§ Exercise goal
Rewrite all the rows below, substituting "Numbered description" for every occurrence of "Description with numbered items" and leaving everything else unchanged.

§ Exercise materials
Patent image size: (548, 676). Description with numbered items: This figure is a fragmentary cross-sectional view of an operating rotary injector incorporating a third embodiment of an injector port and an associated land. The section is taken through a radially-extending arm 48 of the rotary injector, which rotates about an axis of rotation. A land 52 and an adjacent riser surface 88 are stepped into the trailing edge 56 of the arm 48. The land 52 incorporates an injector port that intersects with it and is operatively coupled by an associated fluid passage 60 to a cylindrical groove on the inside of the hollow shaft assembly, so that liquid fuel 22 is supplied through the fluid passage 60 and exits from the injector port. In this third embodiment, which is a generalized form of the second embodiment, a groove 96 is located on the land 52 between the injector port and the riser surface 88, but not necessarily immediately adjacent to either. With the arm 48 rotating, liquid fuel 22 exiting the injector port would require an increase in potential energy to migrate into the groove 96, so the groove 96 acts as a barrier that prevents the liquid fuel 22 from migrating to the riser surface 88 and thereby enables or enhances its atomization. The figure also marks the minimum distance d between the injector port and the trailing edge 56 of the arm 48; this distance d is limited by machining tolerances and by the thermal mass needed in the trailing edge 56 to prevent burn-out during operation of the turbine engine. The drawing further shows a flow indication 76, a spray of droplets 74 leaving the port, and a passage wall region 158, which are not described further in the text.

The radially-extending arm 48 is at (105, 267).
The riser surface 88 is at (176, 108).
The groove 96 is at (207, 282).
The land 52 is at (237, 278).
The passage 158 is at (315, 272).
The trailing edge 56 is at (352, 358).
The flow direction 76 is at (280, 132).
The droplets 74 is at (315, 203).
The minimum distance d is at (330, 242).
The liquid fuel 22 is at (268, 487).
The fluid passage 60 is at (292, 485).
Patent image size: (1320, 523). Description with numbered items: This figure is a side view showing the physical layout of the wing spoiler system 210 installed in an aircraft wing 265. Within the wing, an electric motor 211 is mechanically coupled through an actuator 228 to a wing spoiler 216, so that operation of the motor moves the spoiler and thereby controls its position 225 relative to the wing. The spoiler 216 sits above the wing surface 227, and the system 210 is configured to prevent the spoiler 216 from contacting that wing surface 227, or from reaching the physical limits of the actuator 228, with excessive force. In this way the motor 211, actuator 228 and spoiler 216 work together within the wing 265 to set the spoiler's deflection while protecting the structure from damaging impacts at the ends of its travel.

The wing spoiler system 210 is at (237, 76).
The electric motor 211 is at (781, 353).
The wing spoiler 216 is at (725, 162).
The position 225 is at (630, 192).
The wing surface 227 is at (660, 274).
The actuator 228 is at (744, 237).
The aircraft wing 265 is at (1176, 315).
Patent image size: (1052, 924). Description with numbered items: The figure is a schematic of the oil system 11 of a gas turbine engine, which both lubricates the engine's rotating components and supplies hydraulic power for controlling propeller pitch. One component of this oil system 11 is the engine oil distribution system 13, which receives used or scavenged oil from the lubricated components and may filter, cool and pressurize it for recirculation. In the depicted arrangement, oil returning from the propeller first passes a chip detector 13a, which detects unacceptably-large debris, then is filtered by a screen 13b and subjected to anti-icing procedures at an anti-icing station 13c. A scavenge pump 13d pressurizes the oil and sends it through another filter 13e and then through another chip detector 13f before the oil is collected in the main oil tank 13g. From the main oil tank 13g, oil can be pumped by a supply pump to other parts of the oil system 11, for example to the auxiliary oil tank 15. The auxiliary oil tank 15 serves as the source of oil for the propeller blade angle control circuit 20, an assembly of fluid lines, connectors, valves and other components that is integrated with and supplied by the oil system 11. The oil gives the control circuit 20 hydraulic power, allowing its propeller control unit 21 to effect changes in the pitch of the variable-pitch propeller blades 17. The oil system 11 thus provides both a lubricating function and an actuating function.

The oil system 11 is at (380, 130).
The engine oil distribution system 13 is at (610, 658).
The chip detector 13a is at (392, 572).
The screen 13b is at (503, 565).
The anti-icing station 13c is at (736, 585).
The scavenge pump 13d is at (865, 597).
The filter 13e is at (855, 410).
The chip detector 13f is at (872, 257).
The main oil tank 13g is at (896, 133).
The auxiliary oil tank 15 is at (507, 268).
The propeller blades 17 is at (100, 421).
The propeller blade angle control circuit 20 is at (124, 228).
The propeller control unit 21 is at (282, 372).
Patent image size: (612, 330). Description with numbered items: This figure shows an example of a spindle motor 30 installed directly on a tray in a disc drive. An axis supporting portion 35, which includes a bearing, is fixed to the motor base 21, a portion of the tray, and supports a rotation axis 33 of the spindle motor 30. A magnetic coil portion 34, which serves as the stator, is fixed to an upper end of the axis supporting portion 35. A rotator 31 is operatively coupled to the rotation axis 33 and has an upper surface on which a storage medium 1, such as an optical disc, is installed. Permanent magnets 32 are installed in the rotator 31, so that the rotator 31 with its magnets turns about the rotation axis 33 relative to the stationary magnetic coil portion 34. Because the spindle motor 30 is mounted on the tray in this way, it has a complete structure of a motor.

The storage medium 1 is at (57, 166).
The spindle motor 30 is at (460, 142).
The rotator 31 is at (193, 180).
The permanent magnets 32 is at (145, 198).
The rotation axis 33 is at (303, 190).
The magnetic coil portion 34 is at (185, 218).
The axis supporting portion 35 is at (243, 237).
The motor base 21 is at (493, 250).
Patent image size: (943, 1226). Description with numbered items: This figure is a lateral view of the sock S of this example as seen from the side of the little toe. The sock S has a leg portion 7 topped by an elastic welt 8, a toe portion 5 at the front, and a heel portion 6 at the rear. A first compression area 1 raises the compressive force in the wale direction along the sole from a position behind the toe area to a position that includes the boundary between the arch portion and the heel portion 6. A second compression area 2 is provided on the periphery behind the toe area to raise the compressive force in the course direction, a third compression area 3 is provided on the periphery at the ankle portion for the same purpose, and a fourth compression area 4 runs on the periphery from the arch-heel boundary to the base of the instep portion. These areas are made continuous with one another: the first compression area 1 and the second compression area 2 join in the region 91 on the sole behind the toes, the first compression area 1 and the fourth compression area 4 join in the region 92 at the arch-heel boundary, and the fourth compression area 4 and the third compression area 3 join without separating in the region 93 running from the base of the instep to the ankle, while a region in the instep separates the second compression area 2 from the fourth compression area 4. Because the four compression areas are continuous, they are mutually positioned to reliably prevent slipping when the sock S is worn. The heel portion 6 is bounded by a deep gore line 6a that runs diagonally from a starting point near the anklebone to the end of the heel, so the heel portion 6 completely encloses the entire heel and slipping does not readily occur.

§ Written solution
Patent image size: (548, 676). Numbered description: This figure is a fragmentary cross-sectional view of an operating rotary injector incorporating a third embodiment of an injector port and an associated land. The section is taken through a radially-extending arm 48 of the rotary injector, which rotates about an axis of rotation. A land 52 and an adjacent riser surface 88 are stepped into the trailing edge 56 of the arm 48. The land 52 incorporates an injector port that intersects with it and is operatively coupled by an associated fluid passage 60 to a cylindrical groove on the inside of the hollow shaft assembly, so that liquid fuel 22 is supplied through the fluid passage 60 and exits from the injector port. In this third embodiment, which is a generalized form of the second embodiment, a groove 96 is located on the land 52 between the injector port and the riser surface 88, but not necessarily immediately adjacent to either. With the arm 48 rotating, liquid fuel 22 exiting the injector port would require an increase in potential energy to migrate into the groove 96, so the groove 96 acts as a barrier that prevents the liquid fuel 22 from migrating to the riser surface 88 and thereby enables or enhances its atomization. The figure also marks the minimum distance d between the injector port and the trailing edge 56 of the arm 48; this distance d is limited by machining tolerances and by the thermal mass needed in the trailing edge 56 to prevent burn-out during operation of the turbine engine. The drawing further shows a flow indication 76, a spray of droplets 74 leaving the port, and a passage wall region 158, which are not described further in the text.

The radially-extending arm 48 is at (105, 267).
The riser surface 88 is at (176, 108).
The groove 96 is at (207, 282).
The land 52 is at (237, 278).
The passage 158 is at (315, 272).
The trailing edge 56 is at (352, 358).
The flow direction 76 is at (280, 132).
The droplets 74 is at (315, 203).
The minimum distance d is at (330, 242).
The liquid fuel 22 is at (268, 487).
The fluid passage 60 is at (292, 485).
Patent image size: (1320, 523). Numbered description: This figure is a side view showing the physical layout of the wing spoiler system 210 installed in an aircraft wing 265. Within the wing, an electric motor 211 is mechanically coupled through an actuator 228 to a wing spoiler 216, so that operation of the motor moves the spoiler and thereby controls its position 225 relative to the wing. The spoiler 216 sits above the wing surface 227, and the system 210 is configured to prevent the spoiler 216 from contacting that wing surface 227, or from reaching the physical limits of the actuator 228, with excessive force. In this way the motor 211, actuator 228 and spoiler 216 work together within the wing 265 to set the spoiler's deflection while protecting the structure from damaging impacts at the ends of its travel.

The wing spoiler system 210 is at (237, 76).
The electric motor 211 is at (781, 353).
The wing spoiler 216 is at (725, 162).
The position 225 is at (630, 192).
The wing surface 227 is at (660, 274).
The actuator 228 is at (744, 237).
The aircraft wing 265 is at (1176, 315).
Patent image size: (1052, 924). Numbered description: The figure is a schematic of the oil system 11 of a gas turbine engine, which both lubricates the engine's rotating components and supplies hydraulic power for controlling propeller pitch. One component of this oil system 11 is the engine oil distribution system 13, which receives used or scavenged oil from the lubricated components and may filter, cool and pressurize it for recirculation. In the depicted arrangement, oil returning from the propeller first passes a chip detector 13a, which detects unacceptably-large debris, then is filtered by a screen 13b and subjected to anti-icing procedures at an anti-icing station 13c. A scavenge pump 13d pressurizes the oil and sends it through another filter 13e and then through another chip detector 13f before the oil is collected in the main oil tank 13g. From the main oil tank 13g, oil can be pumped by a supply pump to other parts of the oil system 11, for example to the auxiliary oil tank 15. The auxiliary oil tank 15 serves as the source of oil for the propeller blade angle control circuit 20, an assembly of fluid lines, connectors, valves and other components that is integrated with and supplied by the oil system 11. The oil gives the control circuit 20 hydraulic power, allowing its propeller control unit 21 to effect changes in the pitch of the variable-pitch propeller blades 17. The oil system 11 thus provides both a lubricating function and an actuating function.

The oil system 11 is at (380, 130).
The engine oil distribution system 13 is at (610, 658).
The chip detector 13a is at (392, 572).
The screen 13b is at (503, 565).
The anti-icing station 13c is at (736, 585).
The scavenge pump 13d is at (865, 597).
The filter 13e is at (855, 410).
The chip detector 13f is at (872, 257).
The main oil tank 13g is at (896, 133).
The auxiliary oil tank 15 is at (507, 268).
The propeller blades 17 is at (100, 421).
The propeller blade angle control circuit 20 is at (124, 228).
The propeller control unit 21 is at (282, 372).
Patent image size: (612, 330). Numbered description: This figure shows an example of a spindle motor 30 installed directly on a tray in a disc drive. An axis supporting portion 35, which includes a bearing, is fixed to the motor base 21, a portion of the tray, and supports a rotation axis 33 of the spindle motor 30. A magnetic coil portion 34, which serves as the stator, is fixed to an upper end of the axis supporting portion 35. A rotator 31 is operatively coupled to the rotation axis 33 and has an upper surface on which a storage medium 1, such as an optical disc, is installed. Permanent magnets 32 are installed in the rotator 31, so that the rotator 31 with its magnets turns about the rotation axis 33 relative to the stationary magnetic coil portion 34. Because the spindle motor 30 is mounted on the tray in this way, it has a complete structure of a motor.

The storage medium 1 is at (57, 166).
The spindle motor 30 is at (460, 142).
The rotator 31 is at (193, 180).
The permanent magnets 32 is at (145, 198).
The rotation axis 33 is at (303, 190).
The magnetic coil portion 34 is at (185, 218).
The axis supporting portion 35 is at (243, 237).
The motor base 21 is at (493, 250).
Patent image size: (943, 1226). Numbered description: This figure is a lateral view of the sock S of this example as seen from the side of the little toe. The sock S has a leg portion 7 topped by an elastic welt 8, a toe portion 5 at the front, and a heel portion 6 at the rear. A first compression area 1 raises the compressive force in the wale direction along the sole from a position behind the toe area to a position that includes the boundary between the arch portion and the heel portion 6. A second compression area 2 is provided on the periphery behind the toe area to raise the compressive force in the course direction, a third compression area 3 is provided on the periphery at the ankle portion for the same purpose, and a fourth compression area 4 runs on the periphery from the arch-heel boundary to the base of the instep portion. These areas are made continuous with one another: the first compression area 1 and the second compression area 2 join in the region 91 on the sole behind the toes, the first compression area 1 and the fourth compression area 4 join in the region 92 at the arch-heel boundary, and the fourth compression area 4 and the third compression area 3 join without separating in the region 93 running from the base of the instep to the ankle, while a region in the instep separates the second compression area 2 from the fourth compression area 4. Because the four compression areas are continuous, they are mutually positioned to reliably prevent slipping when the sock S is worn. The heel portion 6 is bounded by a deep gore line 6a that runs diagonally from a starting point near the anklebone to the end of the heel, so the heel portion 6 completely encloses the entire heel and slipping does not readily occur.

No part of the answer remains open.